Metin
Ne kadar seviyoruz kendimizi ?
Ne kadar özen gösteriyoruz ?
Hiç ayna karşısında ‘Ben kimim?’ diye sordunuz mu kendi benliğinize?
Yarın ne olacağım?
Haydi bir kalem, kağıt alın ve bomboş bir sayfa karşısında ne kadar cesursunuz gösterin.
Nelerden fedakarlık diye vazgeçtiniz, nelere fedakarlık diye göğüs geriyorsunuz ?

Şu sıralar kendimi, kendim diye nitelendiremeyecek vaziyetteyim.
Ruhumun ağırlığını tüm zerrelerimde hissediyorum. Kaçış noktası ararken daha da bataklığa battığım o kadar aşikar ki herkesin bana kurduğu cümle tam olarak “Sen iyi misin?”. Sahi ben iyi miyim?
Herkes sormuş da bir ben sormamışım bu soruyu kendime. Siz sorun. Kağıdın ilk cümlesi bu olsun.
Ben iyi miyim?

Alıştırma Koşulları
a – Metne göre herkesin anlatıcıya kurduğu cümle hangisidir?
b – Metindeki "Şu sıralar kendimi, kendim diye nitelendiremeyecek vaziyetteyim." cümlesini İngilizceye çevirin.
c – Metinde herkesin anlatıcıya "Sen iyi misin?" diye sormasının nedeni ne olarak gösteriliyor? Bir ile üç cümle arasında açıklayın.
Yanıtlarınızı yalnızca metne dayandırın.

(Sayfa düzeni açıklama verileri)
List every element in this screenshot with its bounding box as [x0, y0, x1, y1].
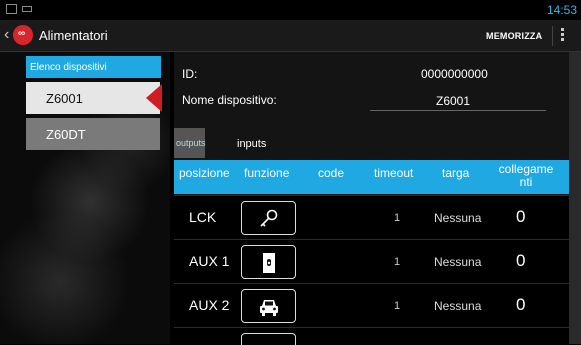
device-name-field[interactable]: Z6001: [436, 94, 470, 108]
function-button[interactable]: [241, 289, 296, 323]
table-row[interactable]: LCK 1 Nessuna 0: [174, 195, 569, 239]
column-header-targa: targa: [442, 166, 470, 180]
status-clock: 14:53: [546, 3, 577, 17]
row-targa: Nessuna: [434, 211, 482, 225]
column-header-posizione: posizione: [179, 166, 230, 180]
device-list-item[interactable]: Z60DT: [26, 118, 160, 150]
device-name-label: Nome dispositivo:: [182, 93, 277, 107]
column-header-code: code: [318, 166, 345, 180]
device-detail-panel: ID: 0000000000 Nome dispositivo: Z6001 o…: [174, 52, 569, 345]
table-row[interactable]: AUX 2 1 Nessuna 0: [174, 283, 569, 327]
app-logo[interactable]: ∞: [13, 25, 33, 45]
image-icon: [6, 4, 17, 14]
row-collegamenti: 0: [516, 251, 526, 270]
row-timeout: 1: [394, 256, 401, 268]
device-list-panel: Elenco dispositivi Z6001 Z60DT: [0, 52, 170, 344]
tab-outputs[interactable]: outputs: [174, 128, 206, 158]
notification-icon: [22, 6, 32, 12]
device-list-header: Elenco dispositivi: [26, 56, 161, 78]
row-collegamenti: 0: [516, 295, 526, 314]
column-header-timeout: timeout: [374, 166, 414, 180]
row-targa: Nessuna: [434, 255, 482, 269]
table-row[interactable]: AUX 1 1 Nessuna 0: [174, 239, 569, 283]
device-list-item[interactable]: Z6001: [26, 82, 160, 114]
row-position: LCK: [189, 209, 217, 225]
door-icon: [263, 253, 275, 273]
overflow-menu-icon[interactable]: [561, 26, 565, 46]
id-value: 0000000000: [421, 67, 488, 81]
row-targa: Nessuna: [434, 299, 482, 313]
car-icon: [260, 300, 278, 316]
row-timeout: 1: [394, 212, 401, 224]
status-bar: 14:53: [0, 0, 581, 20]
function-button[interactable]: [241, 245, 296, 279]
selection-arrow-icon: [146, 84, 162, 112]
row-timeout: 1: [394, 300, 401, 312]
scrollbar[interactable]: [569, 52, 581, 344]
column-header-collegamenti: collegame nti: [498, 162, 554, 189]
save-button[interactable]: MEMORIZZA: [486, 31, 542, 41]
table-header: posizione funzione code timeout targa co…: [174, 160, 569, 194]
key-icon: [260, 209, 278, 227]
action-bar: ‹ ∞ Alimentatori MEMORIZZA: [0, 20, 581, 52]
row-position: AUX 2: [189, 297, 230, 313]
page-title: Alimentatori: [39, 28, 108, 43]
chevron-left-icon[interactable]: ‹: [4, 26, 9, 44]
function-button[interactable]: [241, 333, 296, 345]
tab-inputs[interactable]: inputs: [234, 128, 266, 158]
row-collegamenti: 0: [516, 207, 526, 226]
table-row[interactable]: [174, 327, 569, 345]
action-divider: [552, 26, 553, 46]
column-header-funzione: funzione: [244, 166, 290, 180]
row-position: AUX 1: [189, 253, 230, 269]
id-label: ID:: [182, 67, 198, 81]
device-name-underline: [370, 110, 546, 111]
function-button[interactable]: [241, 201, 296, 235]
...
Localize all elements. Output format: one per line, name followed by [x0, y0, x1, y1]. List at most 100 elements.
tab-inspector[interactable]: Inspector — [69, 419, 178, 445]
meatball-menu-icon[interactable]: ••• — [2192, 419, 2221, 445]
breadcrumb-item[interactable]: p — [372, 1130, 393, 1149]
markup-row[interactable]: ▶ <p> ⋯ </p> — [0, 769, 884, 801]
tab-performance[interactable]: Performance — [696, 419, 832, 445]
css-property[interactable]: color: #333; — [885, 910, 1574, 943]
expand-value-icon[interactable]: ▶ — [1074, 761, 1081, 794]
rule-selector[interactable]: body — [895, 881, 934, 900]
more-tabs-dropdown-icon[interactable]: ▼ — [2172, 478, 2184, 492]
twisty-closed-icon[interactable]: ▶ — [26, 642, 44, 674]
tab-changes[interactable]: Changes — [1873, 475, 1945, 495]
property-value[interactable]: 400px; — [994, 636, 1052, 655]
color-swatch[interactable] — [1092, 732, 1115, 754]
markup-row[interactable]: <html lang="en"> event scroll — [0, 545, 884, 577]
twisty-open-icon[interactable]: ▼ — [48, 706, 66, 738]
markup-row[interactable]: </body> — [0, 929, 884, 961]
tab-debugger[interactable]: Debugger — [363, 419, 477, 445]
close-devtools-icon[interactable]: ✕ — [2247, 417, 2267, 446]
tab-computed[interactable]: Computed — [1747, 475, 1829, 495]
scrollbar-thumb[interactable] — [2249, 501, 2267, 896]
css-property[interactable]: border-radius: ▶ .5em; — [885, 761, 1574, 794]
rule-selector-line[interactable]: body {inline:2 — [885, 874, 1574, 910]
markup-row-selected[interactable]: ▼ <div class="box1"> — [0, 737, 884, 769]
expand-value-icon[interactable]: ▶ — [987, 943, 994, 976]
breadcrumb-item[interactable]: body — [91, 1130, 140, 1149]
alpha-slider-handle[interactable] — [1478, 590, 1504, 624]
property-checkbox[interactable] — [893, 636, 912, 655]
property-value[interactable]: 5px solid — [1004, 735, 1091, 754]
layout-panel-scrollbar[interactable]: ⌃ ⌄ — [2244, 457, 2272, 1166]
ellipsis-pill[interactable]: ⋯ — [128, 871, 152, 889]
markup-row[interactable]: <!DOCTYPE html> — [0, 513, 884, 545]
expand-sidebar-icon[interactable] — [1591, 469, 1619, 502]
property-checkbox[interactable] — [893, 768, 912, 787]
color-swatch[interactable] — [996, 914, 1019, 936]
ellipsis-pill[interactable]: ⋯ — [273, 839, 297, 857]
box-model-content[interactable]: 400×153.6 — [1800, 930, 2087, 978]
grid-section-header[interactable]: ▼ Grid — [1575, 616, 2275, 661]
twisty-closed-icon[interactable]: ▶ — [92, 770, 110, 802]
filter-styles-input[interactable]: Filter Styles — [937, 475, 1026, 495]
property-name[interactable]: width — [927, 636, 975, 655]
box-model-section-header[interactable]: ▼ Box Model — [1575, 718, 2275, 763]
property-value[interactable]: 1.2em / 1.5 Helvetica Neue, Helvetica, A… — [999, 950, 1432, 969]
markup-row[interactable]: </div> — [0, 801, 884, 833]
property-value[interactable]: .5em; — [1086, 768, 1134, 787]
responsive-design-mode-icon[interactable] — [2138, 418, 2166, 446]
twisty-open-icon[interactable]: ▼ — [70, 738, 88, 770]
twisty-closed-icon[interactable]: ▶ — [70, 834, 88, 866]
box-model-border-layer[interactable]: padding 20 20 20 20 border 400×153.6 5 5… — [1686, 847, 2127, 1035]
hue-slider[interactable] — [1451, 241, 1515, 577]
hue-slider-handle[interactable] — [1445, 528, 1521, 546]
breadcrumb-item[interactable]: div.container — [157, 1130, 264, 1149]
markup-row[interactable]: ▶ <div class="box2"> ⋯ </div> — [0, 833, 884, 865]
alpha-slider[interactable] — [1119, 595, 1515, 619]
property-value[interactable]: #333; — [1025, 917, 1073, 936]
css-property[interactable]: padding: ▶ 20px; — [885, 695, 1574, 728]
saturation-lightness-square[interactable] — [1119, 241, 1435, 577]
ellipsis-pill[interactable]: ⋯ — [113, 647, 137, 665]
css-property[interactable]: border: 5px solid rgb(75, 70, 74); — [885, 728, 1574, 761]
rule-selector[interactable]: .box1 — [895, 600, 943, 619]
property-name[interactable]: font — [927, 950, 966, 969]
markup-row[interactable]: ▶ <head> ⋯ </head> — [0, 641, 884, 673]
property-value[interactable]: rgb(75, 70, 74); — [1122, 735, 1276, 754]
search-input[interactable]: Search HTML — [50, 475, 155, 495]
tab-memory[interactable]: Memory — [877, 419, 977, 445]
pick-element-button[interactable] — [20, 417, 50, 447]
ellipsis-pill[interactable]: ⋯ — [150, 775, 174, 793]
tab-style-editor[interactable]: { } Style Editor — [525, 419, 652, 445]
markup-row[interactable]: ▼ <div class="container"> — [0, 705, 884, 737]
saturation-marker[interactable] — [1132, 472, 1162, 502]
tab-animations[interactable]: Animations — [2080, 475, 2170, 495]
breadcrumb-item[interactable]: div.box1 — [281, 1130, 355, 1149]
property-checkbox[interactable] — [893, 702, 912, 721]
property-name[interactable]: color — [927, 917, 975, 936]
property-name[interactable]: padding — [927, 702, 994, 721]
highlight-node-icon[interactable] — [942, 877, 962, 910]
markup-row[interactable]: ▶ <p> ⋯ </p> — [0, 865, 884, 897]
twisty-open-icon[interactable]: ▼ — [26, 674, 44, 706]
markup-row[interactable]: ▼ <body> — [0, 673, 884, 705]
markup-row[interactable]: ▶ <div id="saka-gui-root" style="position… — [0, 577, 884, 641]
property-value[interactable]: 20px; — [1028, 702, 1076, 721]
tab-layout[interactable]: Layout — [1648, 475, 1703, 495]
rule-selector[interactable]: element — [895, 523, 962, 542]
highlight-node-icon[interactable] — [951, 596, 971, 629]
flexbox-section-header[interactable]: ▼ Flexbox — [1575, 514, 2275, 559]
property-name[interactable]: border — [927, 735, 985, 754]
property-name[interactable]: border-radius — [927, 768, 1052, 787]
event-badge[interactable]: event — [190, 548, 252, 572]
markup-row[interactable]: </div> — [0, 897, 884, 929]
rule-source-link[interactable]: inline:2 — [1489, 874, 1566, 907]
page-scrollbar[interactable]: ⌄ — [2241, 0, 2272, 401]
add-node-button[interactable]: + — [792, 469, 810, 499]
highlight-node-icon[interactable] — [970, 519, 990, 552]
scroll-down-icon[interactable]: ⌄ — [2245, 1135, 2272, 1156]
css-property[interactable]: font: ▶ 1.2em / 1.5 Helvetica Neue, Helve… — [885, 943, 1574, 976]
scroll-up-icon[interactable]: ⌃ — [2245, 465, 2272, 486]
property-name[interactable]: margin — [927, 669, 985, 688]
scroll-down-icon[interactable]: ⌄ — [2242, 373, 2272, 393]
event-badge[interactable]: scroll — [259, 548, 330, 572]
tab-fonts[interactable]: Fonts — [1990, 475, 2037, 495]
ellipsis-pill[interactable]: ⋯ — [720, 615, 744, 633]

Tam Yanıtlar
a – Herkesin anlatıcıya kurduğu cümle "Sen iyi misin?" sorusudur.

b – These days I am in no state to describe myself as myself.

c – Anlatıcı, bir kaçış noktası ararken bataklığa daha da battığını söyler. Bu durum o kadar açıktır ki herkes ona "Sen iyi misin?" diye sorar.